▶ _SET EXERCISE_
Extract every line below, verbatim.

====

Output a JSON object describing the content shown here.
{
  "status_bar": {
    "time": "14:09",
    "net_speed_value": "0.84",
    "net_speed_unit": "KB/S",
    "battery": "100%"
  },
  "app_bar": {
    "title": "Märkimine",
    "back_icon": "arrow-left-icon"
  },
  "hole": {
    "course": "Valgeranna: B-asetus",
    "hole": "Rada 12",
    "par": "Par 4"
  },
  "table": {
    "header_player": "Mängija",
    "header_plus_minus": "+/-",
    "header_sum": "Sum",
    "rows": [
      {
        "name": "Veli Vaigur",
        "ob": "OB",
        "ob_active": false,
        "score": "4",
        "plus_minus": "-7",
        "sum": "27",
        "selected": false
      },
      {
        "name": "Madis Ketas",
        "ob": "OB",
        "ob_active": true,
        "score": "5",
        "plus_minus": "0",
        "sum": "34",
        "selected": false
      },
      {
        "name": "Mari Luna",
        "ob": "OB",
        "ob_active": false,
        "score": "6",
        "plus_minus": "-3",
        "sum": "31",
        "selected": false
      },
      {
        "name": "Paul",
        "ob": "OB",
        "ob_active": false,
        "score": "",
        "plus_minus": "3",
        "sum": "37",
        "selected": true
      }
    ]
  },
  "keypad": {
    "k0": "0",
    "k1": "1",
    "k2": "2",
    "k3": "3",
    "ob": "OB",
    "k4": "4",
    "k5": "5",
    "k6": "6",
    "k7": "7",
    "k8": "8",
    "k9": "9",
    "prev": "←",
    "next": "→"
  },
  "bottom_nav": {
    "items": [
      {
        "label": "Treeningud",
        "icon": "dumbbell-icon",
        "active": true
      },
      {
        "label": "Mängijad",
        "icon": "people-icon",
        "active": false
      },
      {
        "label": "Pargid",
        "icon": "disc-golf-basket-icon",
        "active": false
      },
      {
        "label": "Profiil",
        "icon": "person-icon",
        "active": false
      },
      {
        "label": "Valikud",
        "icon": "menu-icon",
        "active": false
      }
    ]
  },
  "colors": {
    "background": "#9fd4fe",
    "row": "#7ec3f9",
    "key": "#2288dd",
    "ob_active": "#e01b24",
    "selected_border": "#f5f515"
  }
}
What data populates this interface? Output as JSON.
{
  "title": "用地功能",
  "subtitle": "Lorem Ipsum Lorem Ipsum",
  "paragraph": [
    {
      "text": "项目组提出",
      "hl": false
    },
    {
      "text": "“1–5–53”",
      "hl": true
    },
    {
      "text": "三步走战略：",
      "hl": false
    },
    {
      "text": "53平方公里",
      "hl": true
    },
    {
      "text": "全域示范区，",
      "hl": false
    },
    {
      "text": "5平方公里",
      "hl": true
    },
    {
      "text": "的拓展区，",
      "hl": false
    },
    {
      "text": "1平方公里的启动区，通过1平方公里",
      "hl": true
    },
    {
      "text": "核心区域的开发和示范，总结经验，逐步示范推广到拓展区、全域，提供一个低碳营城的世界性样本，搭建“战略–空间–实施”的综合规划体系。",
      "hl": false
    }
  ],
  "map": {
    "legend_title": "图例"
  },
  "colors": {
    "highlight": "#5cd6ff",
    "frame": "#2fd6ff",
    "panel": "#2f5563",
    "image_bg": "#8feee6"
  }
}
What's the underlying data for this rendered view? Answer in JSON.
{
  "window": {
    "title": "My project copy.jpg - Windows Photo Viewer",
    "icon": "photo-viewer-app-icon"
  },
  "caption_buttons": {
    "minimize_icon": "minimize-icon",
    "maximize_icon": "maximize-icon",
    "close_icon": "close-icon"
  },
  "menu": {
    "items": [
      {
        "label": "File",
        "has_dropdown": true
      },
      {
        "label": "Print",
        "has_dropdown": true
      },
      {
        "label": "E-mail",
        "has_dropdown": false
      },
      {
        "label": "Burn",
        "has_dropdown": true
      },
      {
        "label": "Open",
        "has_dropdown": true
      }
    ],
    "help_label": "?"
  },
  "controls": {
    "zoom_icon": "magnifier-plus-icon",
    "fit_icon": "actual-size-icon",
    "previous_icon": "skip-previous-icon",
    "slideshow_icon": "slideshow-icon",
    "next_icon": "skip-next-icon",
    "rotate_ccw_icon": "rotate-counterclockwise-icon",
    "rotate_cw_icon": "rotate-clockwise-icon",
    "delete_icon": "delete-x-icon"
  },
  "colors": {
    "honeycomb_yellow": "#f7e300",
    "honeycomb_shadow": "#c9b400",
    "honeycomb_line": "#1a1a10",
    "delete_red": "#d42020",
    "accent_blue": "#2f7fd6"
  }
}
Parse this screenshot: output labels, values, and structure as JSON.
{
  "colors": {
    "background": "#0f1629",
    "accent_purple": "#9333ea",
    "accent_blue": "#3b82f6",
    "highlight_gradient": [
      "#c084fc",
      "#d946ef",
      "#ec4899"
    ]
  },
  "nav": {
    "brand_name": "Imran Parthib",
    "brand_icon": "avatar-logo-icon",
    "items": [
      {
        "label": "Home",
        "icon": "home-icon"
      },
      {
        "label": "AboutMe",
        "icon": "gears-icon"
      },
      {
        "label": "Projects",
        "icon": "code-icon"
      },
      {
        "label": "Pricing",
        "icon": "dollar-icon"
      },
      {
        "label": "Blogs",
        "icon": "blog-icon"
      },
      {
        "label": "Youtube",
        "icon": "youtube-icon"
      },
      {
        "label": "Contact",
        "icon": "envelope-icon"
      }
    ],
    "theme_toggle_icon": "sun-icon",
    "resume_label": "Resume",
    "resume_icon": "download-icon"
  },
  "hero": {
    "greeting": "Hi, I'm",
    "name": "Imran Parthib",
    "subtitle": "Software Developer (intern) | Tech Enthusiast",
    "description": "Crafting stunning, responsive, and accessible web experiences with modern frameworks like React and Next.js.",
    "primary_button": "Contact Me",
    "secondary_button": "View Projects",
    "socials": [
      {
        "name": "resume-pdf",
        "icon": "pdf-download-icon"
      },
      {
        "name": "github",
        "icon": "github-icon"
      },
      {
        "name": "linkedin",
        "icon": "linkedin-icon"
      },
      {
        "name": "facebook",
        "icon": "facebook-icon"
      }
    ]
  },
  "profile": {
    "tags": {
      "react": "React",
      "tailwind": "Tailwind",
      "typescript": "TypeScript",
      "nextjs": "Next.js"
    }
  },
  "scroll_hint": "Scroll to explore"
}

====

▶ _COMPLETE RESPONSE_
Output a JSON object describing the content shown here.
{
  "status_bar": {
    "time": "14:09",
    "net_speed_value": "0.84",
    "net_speed_unit": "KB/S",
    "battery": "100%"
  },
  "app_bar": {
    "title": "Märkimine",
    "back_icon": "arrow-left-icon"
  },
  "hole": {
    "course": "Valgeranna: B-asetus",
    "hole": "Rada 12",
    "par": "Par 4"
  },
  "table": {
    "header_player": "Mängija",
    "header_plus_minus": "+/-",
    "header_sum": "Sum",
    "rows": [
      {
        "name": "Veli Vaigur",
        "ob": "OB",
        "ob_active": false,
        "score": "4",
        "plus_minus": "-7",
        "sum": "27",
        "selected": false
      },
      {
        "name": "Madis Ketas",
        "ob": "OB",
        "ob_active": true,
        "score": "5",
        "plus_minus": "0",
        "sum": "34",
        "selected": false
      },
      {
        "name": "Mari Luna",
        "ob": "OB",
        "ob_active": false,
        "score": "6",
        "plus_minus": "-3",
        "sum": "31",
        "selected": false
      },
      {
        "name": "Paul",
        "ob": "OB",
        "ob_active": false,
        "score": "",
        "plus_minus": "3",
        "sum": "37",
        "selected": true
      }
    ]
  },
  "keypad": {
    "k0": "0",
    "k1": "1",
    "k2": "2",
    "k3": "3",
    "ob": "OB",
    "k4": "4",
    "k5": "5",
    "k6": "6",
    "k7": "7",
    "k8": "8",
    "k9": "9",
    "prev": "←",
    "next": "→"
  },
  "bottom_nav": {
    "items": [
      {
        "label": "Treeningud",
        "icon": "dumbbell-icon",
        "active": true
      },
      {
        "label": "Mängijad",
        "icon": "people-icon",
        "active": false
      },
      {
        "label": "Pargid",
        "icon": "disc-golf-basket-icon",
        "active": false
      },
      {
        "label": "Profiil",
        "icon": "person-icon",
        "active": false
      },
      {
        "label": "Valikud",
        "icon": "menu-icon",
        "active": false
      }
    ]
  },
  "colors": {
    "background": "#9fd4fe",
    "row": "#7ec3f9",
    "key": "#2288dd",
    "ob_active": "#e01b24",
    "selected_border": "#f5f515"
  }
}
What data populates this interface? Output as JSON.
{
  "title": "用地功能",
  "subtitle": "Lorem Ipsum Lorem Ipsum",
  "paragraph": [
    {
      "text": "项目组提出",
      "hl": false
    },
    {
      "text": "“1–5–53”",
      "hl": true
    },
    {
      "text": "三步走战略：",
      "hl": false
    },
    {
      "text": "53平方公里",
      "hl": true
    },
    {
      "text": "全域示范区，",
      "hl": false
    },
    {
      "text": "5平方公里",
      "hl": true
    },
    {
      "text": "的拓展区，",
      "hl": false
    },
    {
      "text": "1平方公里的启动区，通过1平方公里",
      "hl": true
    },
    {
      "text": "核心区域的开发和示范，总结经验，逐步示范推广到拓展区、全域，提供一个低碳营城的世界性样本，搭建“战略–空间–实施”的综合规划体系。",
      "hl": false
    }
  ],
  "map": {
    "legend_title": "图例"
  },
  "colors": {
    "highlight": "#5cd6ff",
    "frame": "#2fd6ff",
    "panel": "#2f5563",
    "image_bg": "#8feee6"
  }
}
What's the underlying data for this rendered view? Answer in JSON.
{
  "window": {
    "title": "My project copy.jpg - Windows Photo Viewer",
    "icon": "photo-viewer-app-icon"
  },
  "caption_buttons": {
    "minimize_icon": "minimize-icon",
    "maximize_icon": "maximize-icon",
    "close_icon": "close-icon"
  },
  "menu": {
    "items": [
      {
        "label": "File",
        "has_dropdown": true
      },
      {
        "label": "Print",
        "has_dropdown": true
      },
      {
        "label": "E-mail",
        "has_dropdown": false
      },
      {
        "label": "Burn",
        "has_dropdown": true
      },
      {
        "label": "Open",
        "has_dropdown": true
      }
    ],
    "help_label": "?"
  },
  "controls": {
    "zoom_icon": "magnifier-plus-icon",
    "fit_icon": "actual-size-icon",
    "previous_icon": "skip-previous-icon",
    "slideshow_icon": "slideshow-icon",
    "next_icon": "skip-next-icon",
    "rotate_ccw_icon": "rotate-counterclockwise-icon",
    "rotate_cw_icon": "rotate-clockwise-icon",
    "delete_icon": "delete-x-icon"
  },
  "colors": {
    "honeycomb_yellow": "#f7e300",
    "honeycomb_shadow": "#c9b400",
    "honeycomb_line": "#1a1a10",
    "delete_red": "#d42020",
    "accent_blue": "#2f7fd6"
  }
}
Parse this screenshot: output labels, values, and structure as JSON.
{
  "colors": {
    "background": "#0f1629",
    "accent_purple": "#9333ea",
    "accent_blue": "#3b82f6",
    "highlight_gradient": [
      "#c084fc",
      "#d946ef",
      "#ec4899"
    ]
  },
  "nav": {
    "brand_name": "Imran Parthib",
    "brand_icon": "avatar-logo-icon",
    "items": [
      {
        "label": "Home",
        "icon": "home-icon"
      },
      {
        "label": "AboutMe",
        "icon": "gears-icon"
      },
      {
        "label": "Projects",
        "icon": "code-icon"
      },
      {
        "label": "Pricing",
        "icon": "dollar-icon"
      },
      {
        "label": "Blogs",
        "icon": "blog-icon"
      },
      {
        "label": "Youtube",
        "icon": "youtube-icon"
      },
      {
        "label": "Contact",
        "icon": "envelope-icon"
      }
    ],
    "theme_toggle_icon": "sun-icon",
    "resume_label": "Resume",
    "resume_icon": "download-icon"
  },
  "hero": {
    "greeting": "Hi, I'm",
    "name": "Imran Parthib",
    "subtitle": "Software Developer (intern) | Tech Enthusiast",
    "description": "Crafting stunning, responsive, and accessible web experiences with modern frameworks like React and Next.js.",
    "primary_button": "Contact Me",
    "secondary_button": "View Projects",
    "socials": [
      {
        "name": "resume-pdf",
        "icon": "pdf-download-icon"
      },
      {
        "name": "github",
        "icon": "github-icon"
      },
      {
        "name": "linkedin",
        "icon": "linkedin-icon"
      },
      {
        "name": "facebook",
        "icon": "facebook-icon"
      }
    ]
  },
  "profile": {
    "tags": {
      "react": "React",
      "tailwind": "Tailwind",
      "typescript": "TypeScript",
      "nextjs": "Next.js"
    }
  },
  "scroll_hint": "Scroll to explore"
}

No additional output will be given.